[Data items]
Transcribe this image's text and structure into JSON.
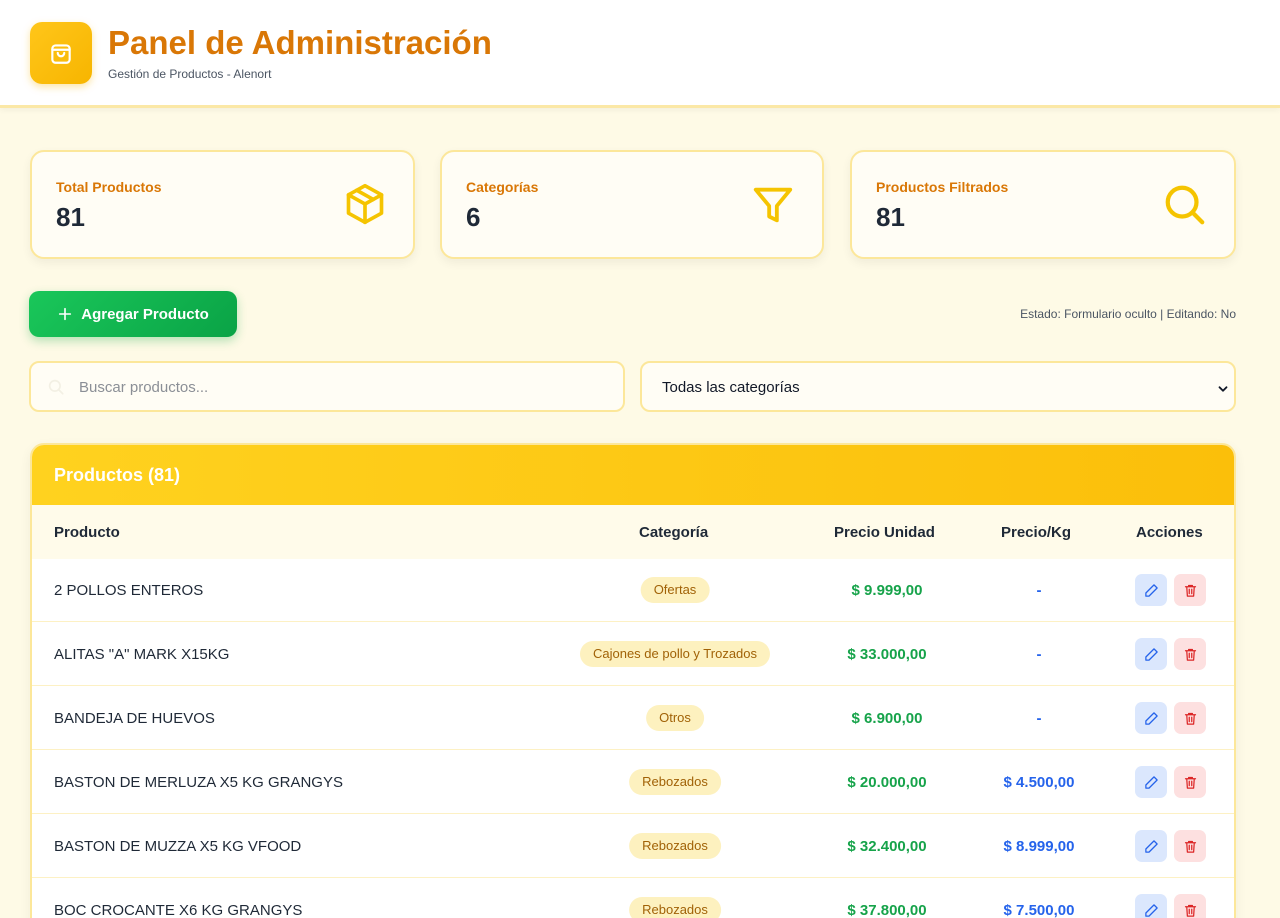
{
  "header": {
    "title": "Panel de Administración",
    "subtitle": "Gestión de Productos - Alenort",
    "logo_icon": "shopping-bag-icon"
  },
  "stats": [
    {
      "label": "Total Productos",
      "value": "81",
      "icon": "box-icon"
    },
    {
      "label": "Categorías",
      "value": "6",
      "icon": "filter-icon"
    },
    {
      "label": "Productos Filtrados",
      "value": "81",
      "icon": "search-icon"
    }
  ],
  "actions": {
    "add_label": "Agregar Producto",
    "status_text": "Estado: Formulario oculto | Editando: No"
  },
  "filters": {
    "search_placeholder": "Buscar productos...",
    "search_value": "",
    "category_selected": "Todas las categorías"
  },
  "table": {
    "title": "Productos (81)",
    "headers": {
      "product": "Producto",
      "category": "Categoría",
      "unit_price": "Precio Unidad",
      "price_kg": "Precio/Kg",
      "actions": "Acciones"
    },
    "rows": [
      {
        "name": "2 POLLOS ENTEROS",
        "category": "Ofertas",
        "unit_price": "$ 9.999,00",
        "price_kg": "-"
      },
      {
        "name": "ALITAS \"A\" MARK X15KG",
        "category": "Cajones de pollo y Trozados",
        "unit_price": "$ 33.000,00",
        "price_kg": "-"
      },
      {
        "name": "BANDEJA DE HUEVOS",
        "category": "Otros",
        "unit_price": "$ 6.900,00",
        "price_kg": "-"
      },
      {
        "name": "BASTON DE MERLUZA X5 KG GRANGYS",
        "category": "Rebozados",
        "unit_price": "$ 20.000,00",
        "price_kg": "$ 4.500,00"
      },
      {
        "name": "BASTON DE MUZZA X5 KG VFOOD",
        "category": "Rebozados",
        "unit_price": "$ 32.400,00",
        "price_kg": "$ 8.999,00"
      },
      {
        "name": "BOC CROCANTE X6 KG GRANGYS",
        "category": "Rebozados",
        "unit_price": "$ 37.800,00",
        "price_kg": "$ 7.500,00"
      }
    ]
  },
  "colors": {
    "accent": "#d97706",
    "header_gradient": "#fbbf0a",
    "price_green": "#16a34a",
    "price_blue": "#2563eb"
  }
}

### Your instructions
Leave out the pictures, and give all the records again exactly.

### Answer to this problem
Transcribe this image's text and structure into JSON.
{
  "header": {
    "title": "Panel de Administración",
    "subtitle": "Gestión de Productos - Alenort",
    "logo_icon": "shopping-bag-icon"
  },
  "stats": [
    {
      "label": "Total Productos",
      "value": "81",
      "icon": "box-icon"
    },
    {
      "label": "Categorías",
      "value": "6",
      "icon": "filter-icon"
    },
    {
      "label": "Productos Filtrados",
      "value": "81",
      "icon": "search-icon"
    }
  ],
  "actions": {
    "add_label": "Agregar Producto",
    "status_text": "Estado: Formulario oculto | Editando: No"
  },
  "filters": {
    "search_placeholder": "Buscar productos...",
    "search_value": "",
    "category_selected": "Todas las categorías"
  },
  "table": {
    "title": "Productos (81)",
    "headers": {
      "product": "Producto",
      "category": "Categoría",
      "unit_price": "Precio Unidad",
      "price_kg": "Precio/Kg",
      "actions": "Acciones"
    },
    "rows": [
      {
        "name": "2 POLLOS ENTEROS",
        "category": "Ofertas",
        "unit_price": "$ 9.999,00",
        "price_kg": "-"
      },
      {
        "name": "ALITAS \"A\" MARK X15KG",
        "category": "Cajones de pollo y Trozados",
        "unit_price": "$ 33.000,00",
        "price_kg": "-"
      },
      {
        "name": "BANDEJA DE HUEVOS",
        "category": "Otros",
        "unit_price": "$ 6.900,00",
        "price_kg": "-"
      },
      {
        "name": "BASTON DE MERLUZA X5 KG GRANGYS",
        "category": "Rebozados",
        "unit_price": "$ 20.000,00",
        "price_kg": "$ 4.500,00"
      },
      {
        "name": "BASTON DE MUZZA X5 KG VFOOD",
        "category": "Rebozados",
        "unit_price": "$ 32.400,00",
        "price_kg": "$ 8.999,00"
      },
      {
        "name": "BOC CROCANTE X6 KG GRANGYS",
        "category": "Rebozados",
        "unit_price": "$ 37.800,00",
        "price_kg": "$ 7.500,00"
      }
    ]
  },
  "colors": {
    "accent": "#d97706",
    "header_gradient": "#fbbf0a",
    "price_green": "#16a34a",
    "price_blue": "#2563eb"
  }
}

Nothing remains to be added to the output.